[start of Data records]

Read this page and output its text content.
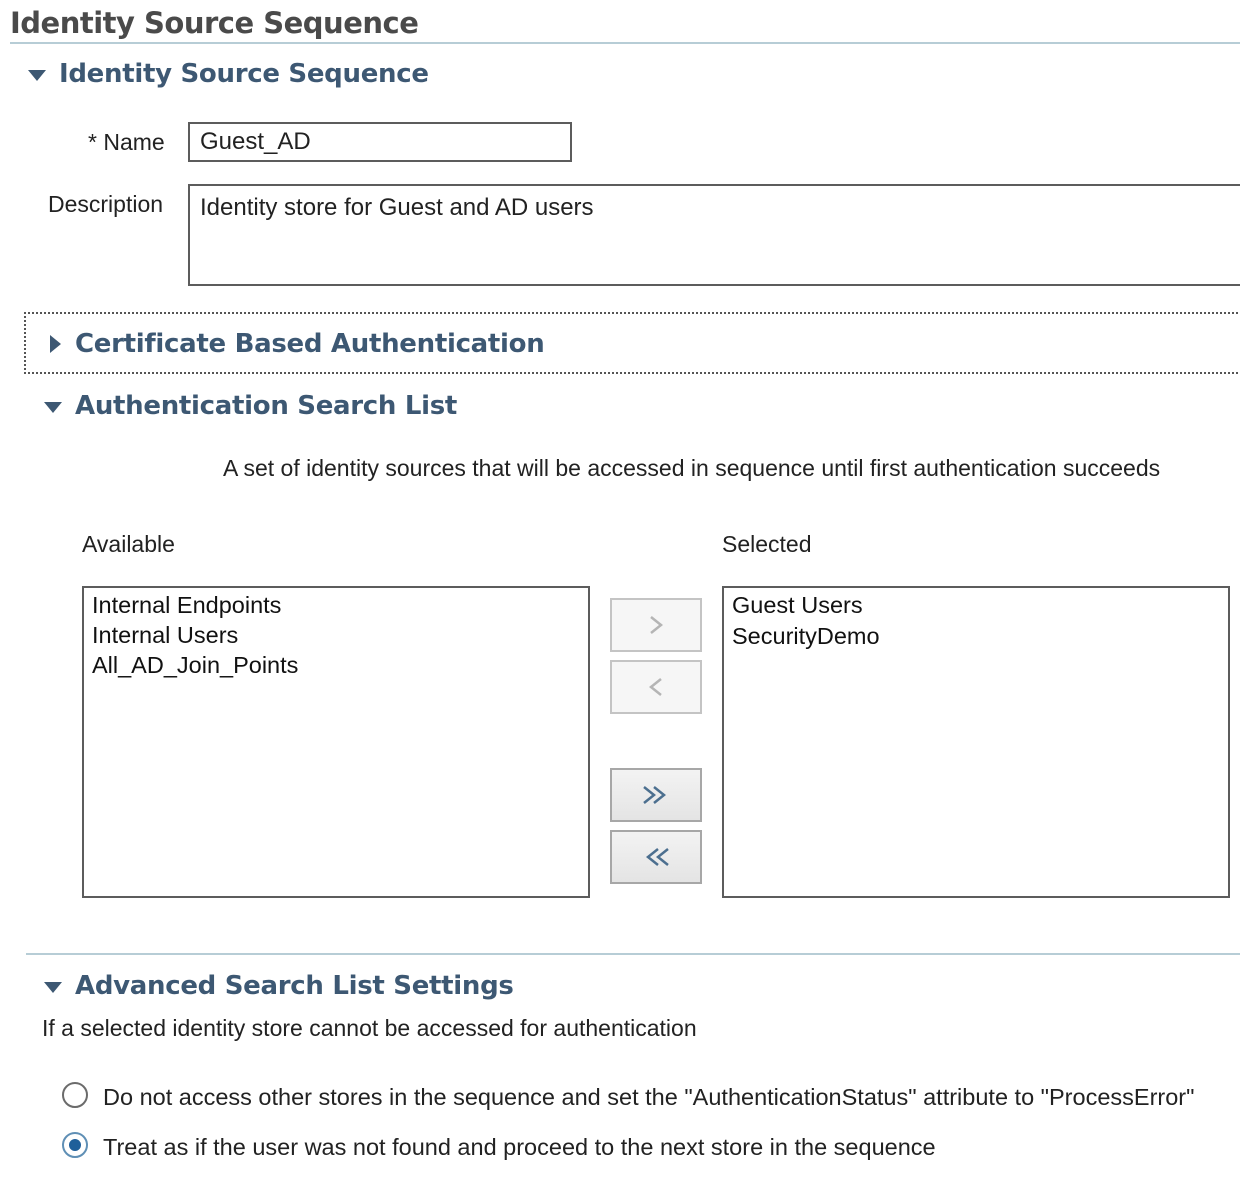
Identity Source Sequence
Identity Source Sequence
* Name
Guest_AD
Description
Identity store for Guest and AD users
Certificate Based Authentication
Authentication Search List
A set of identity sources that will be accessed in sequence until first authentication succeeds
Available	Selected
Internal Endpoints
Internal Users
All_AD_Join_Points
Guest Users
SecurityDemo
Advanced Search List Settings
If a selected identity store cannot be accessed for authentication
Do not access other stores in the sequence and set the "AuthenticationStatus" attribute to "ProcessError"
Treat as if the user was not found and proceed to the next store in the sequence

[end of Data records]

Task instructions -> Your copy should hold every record word for word and none of the pictures.

Answer below ->
Read this page and output its text content.
Identity Source Sequence
Identity Source Sequence
* Name
Guest_AD
Description
Identity store for Guest and AD users
Certificate Based Authentication
Authentication Search List
A set of identity sources that will be accessed in sequence until first authentication succeeds
Available	Selected
Internal Endpoints
Internal Users
All_AD_Join_Points
Guest Users
SecurityDemo
Advanced Search List Settings
If a selected identity store cannot be accessed for authentication
Do not access other stores in the sequence and set the "AuthenticationStatus" attribute to "ProcessError"
Treat as if the user was not found and proceed to the next store in the sequence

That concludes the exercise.